[Extracted data]
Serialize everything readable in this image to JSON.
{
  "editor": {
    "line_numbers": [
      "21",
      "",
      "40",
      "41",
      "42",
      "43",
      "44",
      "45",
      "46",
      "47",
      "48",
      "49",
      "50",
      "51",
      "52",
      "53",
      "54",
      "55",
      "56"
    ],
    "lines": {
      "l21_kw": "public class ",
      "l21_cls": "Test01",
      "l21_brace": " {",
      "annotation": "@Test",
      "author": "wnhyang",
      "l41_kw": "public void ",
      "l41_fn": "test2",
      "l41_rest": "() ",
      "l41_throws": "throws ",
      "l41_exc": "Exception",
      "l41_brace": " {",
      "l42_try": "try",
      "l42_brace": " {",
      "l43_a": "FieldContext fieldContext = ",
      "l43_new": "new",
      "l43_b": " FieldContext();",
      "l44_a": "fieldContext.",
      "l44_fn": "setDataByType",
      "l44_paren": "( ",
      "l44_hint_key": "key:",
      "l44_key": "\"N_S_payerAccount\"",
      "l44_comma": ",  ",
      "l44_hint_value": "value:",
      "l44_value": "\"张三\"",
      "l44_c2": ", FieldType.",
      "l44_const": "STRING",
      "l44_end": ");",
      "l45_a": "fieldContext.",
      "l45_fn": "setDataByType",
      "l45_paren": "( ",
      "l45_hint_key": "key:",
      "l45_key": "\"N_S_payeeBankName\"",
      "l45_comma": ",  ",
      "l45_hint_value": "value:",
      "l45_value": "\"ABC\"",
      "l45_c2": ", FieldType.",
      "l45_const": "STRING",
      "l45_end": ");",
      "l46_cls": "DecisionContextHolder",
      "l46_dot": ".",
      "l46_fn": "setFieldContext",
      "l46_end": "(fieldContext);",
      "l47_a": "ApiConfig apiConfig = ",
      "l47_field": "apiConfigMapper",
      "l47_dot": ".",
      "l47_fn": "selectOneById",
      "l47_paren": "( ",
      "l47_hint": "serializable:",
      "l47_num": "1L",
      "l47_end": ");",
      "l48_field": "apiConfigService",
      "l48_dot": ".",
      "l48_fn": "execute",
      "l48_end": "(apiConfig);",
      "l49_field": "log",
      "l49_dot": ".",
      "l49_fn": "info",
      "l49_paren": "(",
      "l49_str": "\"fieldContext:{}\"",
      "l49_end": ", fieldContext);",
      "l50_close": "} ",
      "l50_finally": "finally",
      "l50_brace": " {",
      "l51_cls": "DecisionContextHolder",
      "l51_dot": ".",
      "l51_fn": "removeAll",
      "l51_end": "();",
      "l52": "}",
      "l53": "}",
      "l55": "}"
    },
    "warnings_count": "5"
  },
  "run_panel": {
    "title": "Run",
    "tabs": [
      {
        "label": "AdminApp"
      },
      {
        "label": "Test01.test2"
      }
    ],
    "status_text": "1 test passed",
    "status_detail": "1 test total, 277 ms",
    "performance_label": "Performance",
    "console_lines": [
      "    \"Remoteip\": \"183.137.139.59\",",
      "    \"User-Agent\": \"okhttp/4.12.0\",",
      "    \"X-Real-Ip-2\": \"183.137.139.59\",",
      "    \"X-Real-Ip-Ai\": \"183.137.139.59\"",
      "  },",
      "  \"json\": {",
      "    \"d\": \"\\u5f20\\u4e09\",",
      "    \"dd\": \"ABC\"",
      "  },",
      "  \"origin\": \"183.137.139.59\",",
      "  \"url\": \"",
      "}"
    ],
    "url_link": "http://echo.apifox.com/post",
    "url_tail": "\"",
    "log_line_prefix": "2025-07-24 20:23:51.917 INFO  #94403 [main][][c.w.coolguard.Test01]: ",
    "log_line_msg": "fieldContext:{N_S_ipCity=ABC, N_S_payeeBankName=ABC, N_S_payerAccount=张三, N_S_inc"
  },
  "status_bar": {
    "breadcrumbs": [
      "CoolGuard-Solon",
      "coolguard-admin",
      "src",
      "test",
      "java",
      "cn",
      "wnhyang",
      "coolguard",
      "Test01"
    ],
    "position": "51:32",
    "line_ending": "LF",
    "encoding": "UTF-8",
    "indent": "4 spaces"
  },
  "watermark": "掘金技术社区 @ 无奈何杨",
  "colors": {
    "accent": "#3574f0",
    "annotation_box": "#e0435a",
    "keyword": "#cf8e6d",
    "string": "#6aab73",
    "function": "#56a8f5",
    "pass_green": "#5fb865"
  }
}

[What you will do] Each record above should be repeated exactly as it appears.

[Written answer]
Serialize everything readable in this image to JSON.
{
  "editor": {
    "line_numbers": [
      "21",
      "",
      "40",
      "41",
      "42",
      "43",
      "44",
      "45",
      "46",
      "47",
      "48",
      "49",
      "50",
      "51",
      "52",
      "53",
      "54",
      "55",
      "56"
    ],
    "lines": {
      "l21_kw": "public class ",
      "l21_cls": "Test01",
      "l21_brace": " {",
      "annotation": "@Test",
      "author": "wnhyang",
      "l41_kw": "public void ",
      "l41_fn": "test2",
      "l41_rest": "() ",
      "l41_throws": "throws ",
      "l41_exc": "Exception",
      "l41_brace": " {",
      "l42_try": "try",
      "l42_brace": " {",
      "l43_a": "FieldContext fieldContext = ",
      "l43_new": "new",
      "l43_b": " FieldContext();",
      "l44_a": "fieldContext.",
      "l44_fn": "setDataByType",
      "l44_paren": "( ",
      "l44_hint_key": "key:",
      "l44_key": "\"N_S_payerAccount\"",
      "l44_comma": ",  ",
      "l44_hint_value": "value:",
      "l44_value": "\"张三\"",
      "l44_c2": ", FieldType.",
      "l44_const": "STRING",
      "l44_end": ");",
      "l45_a": "fieldContext.",
      "l45_fn": "setDataByType",
      "l45_paren": "( ",
      "l45_hint_key": "key:",
      "l45_key": "\"N_S_payeeBankName\"",
      "l45_comma": ",  ",
      "l45_hint_value": "value:",
      "l45_value": "\"ABC\"",
      "l45_c2": ", FieldType.",
      "l45_const": "STRING",
      "l45_end": ");",
      "l46_cls": "DecisionContextHolder",
      "l46_dot": ".",
      "l46_fn": "setFieldContext",
      "l46_end": "(fieldContext);",
      "l47_a": "ApiConfig apiConfig = ",
      "l47_field": "apiConfigMapper",
      "l47_dot": ".",
      "l47_fn": "selectOneById",
      "l47_paren": "( ",
      "l47_hint": "serializable:",
      "l47_num": "1L",
      "l47_end": ");",
      "l48_field": "apiConfigService",
      "l48_dot": ".",
      "l48_fn": "execute",
      "l48_end": "(apiConfig);",
      "l49_field": "log",
      "l49_dot": ".",
      "l49_fn": "info",
      "l49_paren": "(",
      "l49_str": "\"fieldContext:{}\"",
      "l49_end": ", fieldContext);",
      "l50_close": "} ",
      "l50_finally": "finally",
      "l50_brace": " {",
      "l51_cls": "DecisionContextHolder",
      "l51_dot": ".",
      "l51_fn": "removeAll",
      "l51_end": "();",
      "l52": "}",
      "l53": "}",
      "l55": "}"
    },
    "warnings_count": "5"
  },
  "run_panel": {
    "title": "Run",
    "tabs": [
      {
        "label": "AdminApp"
      },
      {
        "label": "Test01.test2"
      }
    ],
    "status_text": "1 test passed",
    "status_detail": "1 test total, 277 ms",
    "performance_label": "Performance",
    "console_lines": [
      "    \"Remoteip\": \"183.137.139.59\",",
      "    \"User-Agent\": \"okhttp/4.12.0\",",
      "    \"X-Real-Ip-2\": \"183.137.139.59\",",
      "    \"X-Real-Ip-Ai\": \"183.137.139.59\"",
      "  },",
      "  \"json\": {",
      "    \"d\": \"\\u5f20\\u4e09\",",
      "    \"dd\": \"ABC\"",
      "  },",
      "  \"origin\": \"183.137.139.59\",",
      "  \"url\": \"",
      "}"
    ],
    "url_link": "http://echo.apifox.com/post",
    "url_tail": "\"",
    "log_line_prefix": "2025-07-24 20:23:51.917 INFO  #94403 [main][][c.w.coolguard.Test01]: ",
    "log_line_msg": "fieldContext:{N_S_ipCity=ABC, N_S_payeeBankName=ABC, N_S_payerAccount=张三, N_S_inc"
  },
  "status_bar": {
    "breadcrumbs": [
      "CoolGuard-Solon",
      "coolguard-admin",
      "src",
      "test",
      "java",
      "cn",
      "wnhyang",
      "coolguard",
      "Test01"
    ],
    "position": "51:32",
    "line_ending": "LF",
    "encoding": "UTF-8",
    "indent": "4 spaces"
  },
  "watermark": "掘金技术社区 @ 无奈何杨",
  "colors": {
    "accent": "#3574f0",
    "annotation_box": "#e0435a",
    "keyword": "#cf8e6d",
    "string": "#6aab73",
    "function": "#56a8f5",
    "pass_green": "#5fb865"
  }
}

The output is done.